From the entries that follow, gather each line holding the word "name".

** Begin Record excerpts **

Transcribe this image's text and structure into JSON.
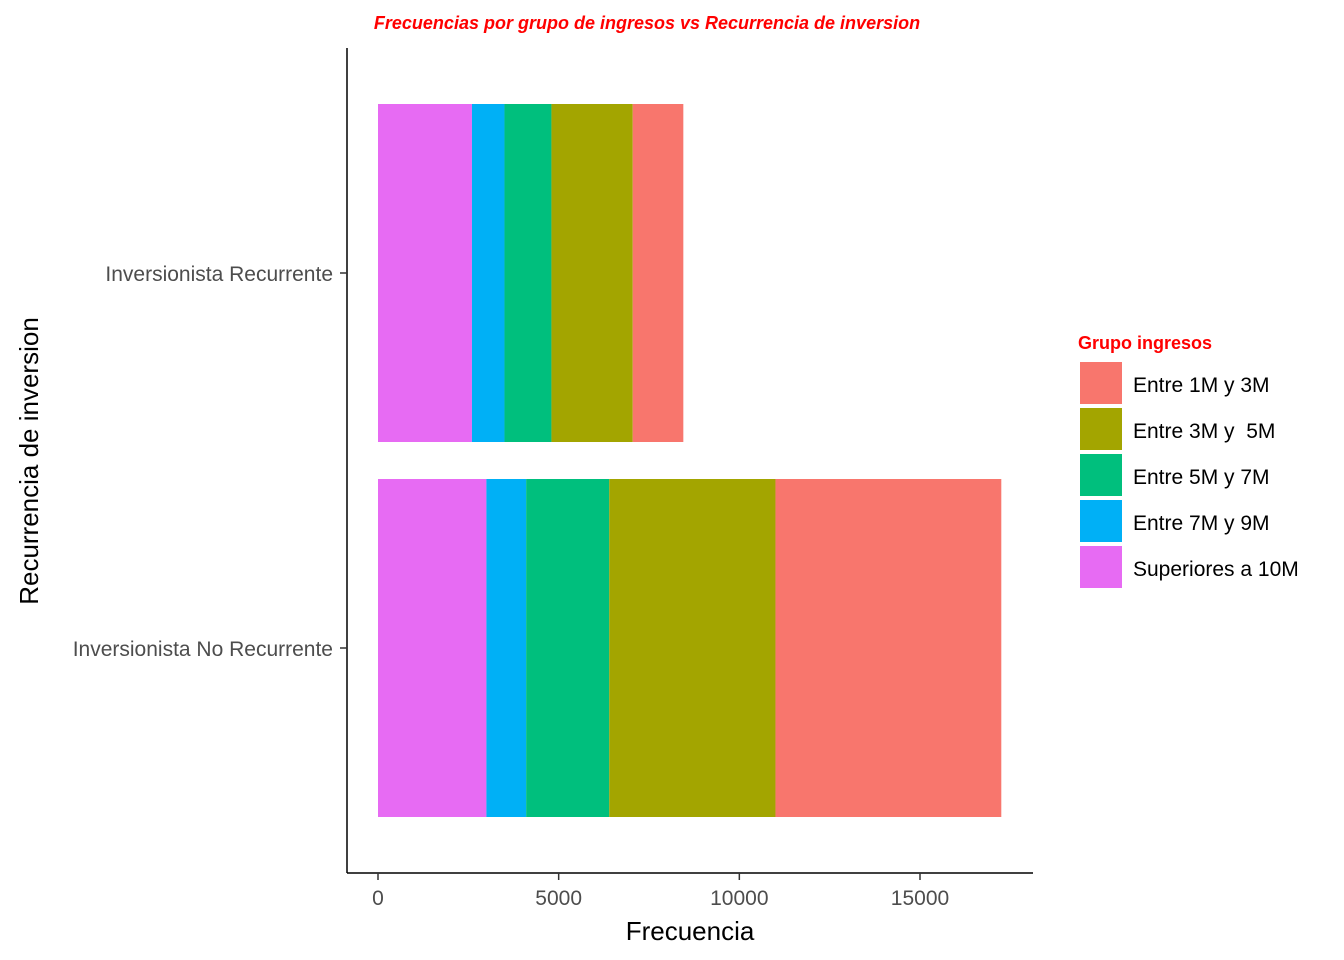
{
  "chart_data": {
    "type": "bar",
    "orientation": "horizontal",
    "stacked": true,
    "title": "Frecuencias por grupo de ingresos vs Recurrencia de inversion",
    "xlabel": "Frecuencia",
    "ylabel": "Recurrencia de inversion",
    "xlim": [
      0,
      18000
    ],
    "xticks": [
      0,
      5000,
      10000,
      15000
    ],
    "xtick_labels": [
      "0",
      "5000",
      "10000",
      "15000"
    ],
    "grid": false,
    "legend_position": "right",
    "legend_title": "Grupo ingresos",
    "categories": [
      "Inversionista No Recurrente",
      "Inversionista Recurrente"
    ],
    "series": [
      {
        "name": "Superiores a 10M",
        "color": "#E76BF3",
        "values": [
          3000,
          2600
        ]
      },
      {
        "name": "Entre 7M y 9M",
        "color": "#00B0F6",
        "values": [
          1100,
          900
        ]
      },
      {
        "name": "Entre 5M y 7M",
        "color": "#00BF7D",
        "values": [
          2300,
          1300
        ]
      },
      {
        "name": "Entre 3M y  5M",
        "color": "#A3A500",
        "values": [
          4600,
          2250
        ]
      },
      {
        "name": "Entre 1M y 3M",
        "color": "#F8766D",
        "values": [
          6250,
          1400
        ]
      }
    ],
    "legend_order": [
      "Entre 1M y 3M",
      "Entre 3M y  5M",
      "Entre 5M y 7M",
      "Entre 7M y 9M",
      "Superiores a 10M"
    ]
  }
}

** End Record excerpts **
** Begin Record excerpts **

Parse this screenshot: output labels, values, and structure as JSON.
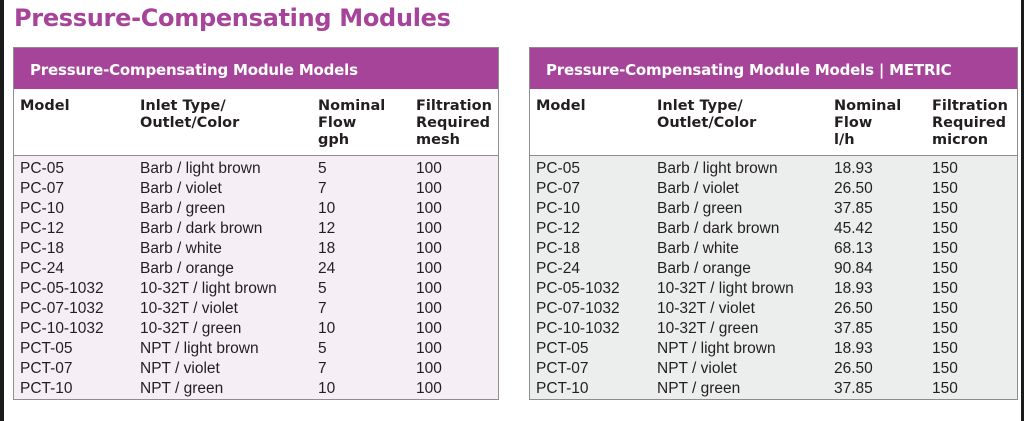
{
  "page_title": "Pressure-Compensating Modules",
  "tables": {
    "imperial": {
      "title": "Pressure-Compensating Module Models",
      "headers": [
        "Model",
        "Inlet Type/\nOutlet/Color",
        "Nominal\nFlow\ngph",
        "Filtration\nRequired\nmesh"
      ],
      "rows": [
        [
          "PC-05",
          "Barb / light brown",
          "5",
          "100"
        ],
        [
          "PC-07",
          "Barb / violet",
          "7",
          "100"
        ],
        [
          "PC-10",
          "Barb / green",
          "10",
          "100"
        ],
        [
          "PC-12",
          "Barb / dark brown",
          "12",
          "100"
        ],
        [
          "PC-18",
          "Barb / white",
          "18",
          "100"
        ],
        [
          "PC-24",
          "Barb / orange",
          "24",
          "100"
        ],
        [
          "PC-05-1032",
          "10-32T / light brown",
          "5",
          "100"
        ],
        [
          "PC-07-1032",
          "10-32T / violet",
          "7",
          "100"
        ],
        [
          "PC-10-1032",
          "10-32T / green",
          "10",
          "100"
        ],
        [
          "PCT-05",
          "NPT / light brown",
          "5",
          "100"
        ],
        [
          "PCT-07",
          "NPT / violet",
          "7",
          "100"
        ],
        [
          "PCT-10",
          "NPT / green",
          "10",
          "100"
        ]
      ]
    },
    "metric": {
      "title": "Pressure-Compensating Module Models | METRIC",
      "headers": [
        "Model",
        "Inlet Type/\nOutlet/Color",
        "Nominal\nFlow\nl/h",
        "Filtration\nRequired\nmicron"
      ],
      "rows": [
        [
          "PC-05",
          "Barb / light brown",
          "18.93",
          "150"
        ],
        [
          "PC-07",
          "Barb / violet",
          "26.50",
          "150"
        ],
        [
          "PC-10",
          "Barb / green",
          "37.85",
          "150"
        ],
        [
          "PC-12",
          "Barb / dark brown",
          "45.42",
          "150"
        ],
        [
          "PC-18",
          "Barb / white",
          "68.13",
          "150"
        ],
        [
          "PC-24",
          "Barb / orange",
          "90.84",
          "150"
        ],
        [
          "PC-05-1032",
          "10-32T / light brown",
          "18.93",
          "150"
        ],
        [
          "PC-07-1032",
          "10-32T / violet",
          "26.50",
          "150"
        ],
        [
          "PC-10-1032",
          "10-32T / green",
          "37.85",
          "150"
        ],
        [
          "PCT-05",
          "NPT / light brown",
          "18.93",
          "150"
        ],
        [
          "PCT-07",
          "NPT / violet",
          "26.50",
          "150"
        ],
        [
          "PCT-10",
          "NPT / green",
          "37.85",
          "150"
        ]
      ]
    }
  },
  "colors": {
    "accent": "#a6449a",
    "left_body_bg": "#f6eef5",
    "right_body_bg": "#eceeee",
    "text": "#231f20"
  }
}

** End Record excerpts **
** Begin Record excerpts **

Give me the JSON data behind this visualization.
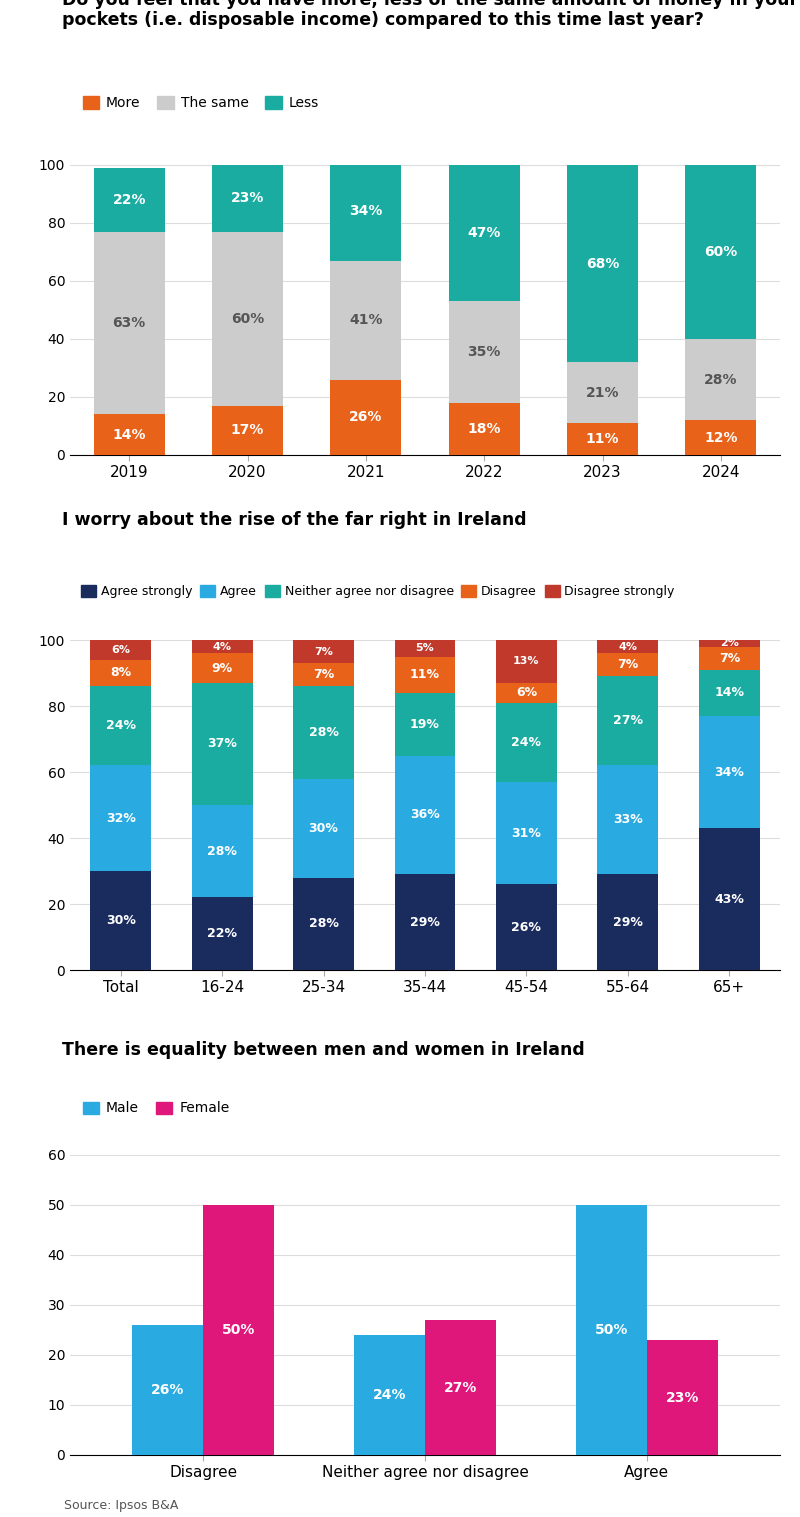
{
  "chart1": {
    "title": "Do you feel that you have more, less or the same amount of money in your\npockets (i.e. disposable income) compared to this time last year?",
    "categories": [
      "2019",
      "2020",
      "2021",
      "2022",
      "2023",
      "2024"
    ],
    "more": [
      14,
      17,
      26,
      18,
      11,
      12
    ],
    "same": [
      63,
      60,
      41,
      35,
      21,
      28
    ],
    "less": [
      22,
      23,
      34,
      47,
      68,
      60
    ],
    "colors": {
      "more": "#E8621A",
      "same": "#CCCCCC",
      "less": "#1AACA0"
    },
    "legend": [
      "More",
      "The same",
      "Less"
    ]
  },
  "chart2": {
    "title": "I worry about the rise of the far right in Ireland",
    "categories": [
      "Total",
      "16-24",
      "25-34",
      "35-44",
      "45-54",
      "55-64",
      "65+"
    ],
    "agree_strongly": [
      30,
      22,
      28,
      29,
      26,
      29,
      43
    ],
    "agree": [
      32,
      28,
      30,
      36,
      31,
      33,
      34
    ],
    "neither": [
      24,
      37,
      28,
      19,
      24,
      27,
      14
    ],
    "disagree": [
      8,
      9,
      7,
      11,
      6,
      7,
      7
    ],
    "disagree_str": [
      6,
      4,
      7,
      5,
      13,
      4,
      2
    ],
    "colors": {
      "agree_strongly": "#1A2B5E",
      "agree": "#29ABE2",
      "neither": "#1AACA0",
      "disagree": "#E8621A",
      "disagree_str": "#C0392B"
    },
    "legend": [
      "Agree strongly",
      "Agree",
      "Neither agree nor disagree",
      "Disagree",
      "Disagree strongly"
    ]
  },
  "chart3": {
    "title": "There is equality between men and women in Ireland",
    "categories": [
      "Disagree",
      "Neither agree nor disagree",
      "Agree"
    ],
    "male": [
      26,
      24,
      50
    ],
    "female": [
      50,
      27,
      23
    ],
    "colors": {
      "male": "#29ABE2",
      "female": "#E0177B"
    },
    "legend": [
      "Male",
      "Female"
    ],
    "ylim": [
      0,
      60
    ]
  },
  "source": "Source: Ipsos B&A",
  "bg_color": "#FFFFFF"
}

** End Record excerpts **

Answer below –
        "name": "Superiores a 10M",
        "name": "Entre 7M y 9M",
        "name": "Entre 5M y 7M",
        "name": "Entre 3M y  5M",
        "name": "Entre 1M y 3M",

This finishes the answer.